**Information provided**
** START **
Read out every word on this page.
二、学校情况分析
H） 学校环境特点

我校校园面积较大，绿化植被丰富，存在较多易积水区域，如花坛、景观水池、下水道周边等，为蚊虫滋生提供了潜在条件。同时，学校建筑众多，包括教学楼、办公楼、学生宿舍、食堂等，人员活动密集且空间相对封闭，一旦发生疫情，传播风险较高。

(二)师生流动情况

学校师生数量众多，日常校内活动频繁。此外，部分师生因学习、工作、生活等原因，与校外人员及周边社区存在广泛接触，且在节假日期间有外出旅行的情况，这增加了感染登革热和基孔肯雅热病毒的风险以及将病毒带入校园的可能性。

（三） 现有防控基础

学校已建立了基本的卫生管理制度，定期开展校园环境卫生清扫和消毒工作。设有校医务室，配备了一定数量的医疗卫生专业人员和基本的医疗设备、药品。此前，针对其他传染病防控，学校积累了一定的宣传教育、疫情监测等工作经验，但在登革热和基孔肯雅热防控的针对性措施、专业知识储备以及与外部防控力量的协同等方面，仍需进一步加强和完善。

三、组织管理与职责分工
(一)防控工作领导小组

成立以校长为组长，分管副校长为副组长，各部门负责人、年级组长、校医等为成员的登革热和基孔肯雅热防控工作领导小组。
** END **
Write out the data again, exactly and in full.

**Solution**
Read out every word on this page.
二、学校情况分析
H） 学校环境特点

我校校园面积较大，绿化植被丰富，存在较多易积水区域，如花坛、景观水池、下水道周边等，为蚊虫滋生提供了潜在条件。同时，学校建筑众多，包括教学楼、办公楼、学生宿舍、食堂等，人员活动密集且空间相对封闭，一旦发生疫情，传播风险较高。

(二)师生流动情况

学校师生数量众多，日常校内活动频繁。此外，部分师生因学习、工作、生活等原因，与校外人员及周边社区存在广泛接触，且在节假日期间有外出旅行的情况，这增加了感染登革热和基孔肯雅热病毒的风险以及将病毒带入校园的可能性。

（三） 现有防控基础

学校已建立了基本的卫生管理制度，定期开展校园环境卫生清扫和消毒工作。设有校医务室，配备了一定数量的医疗卫生专业人员和基本的医疗设备、药品。此前，针对其他传染病防控，学校积累了一定的宣传教育、疫情监测等工作经验，但在登革热和基孔肯雅热防控的针对性措施、专业知识储备以及与外部防控力量的协同等方面，仍需进一步加强和完善。

三、组织管理与职责分工
(一)防控工作领导小组

成立以校长为组长，分管副校长为副组长，各部门负责人、年级组长、校医等为成员的登革热和基孔肯雅热防控工作领导小组。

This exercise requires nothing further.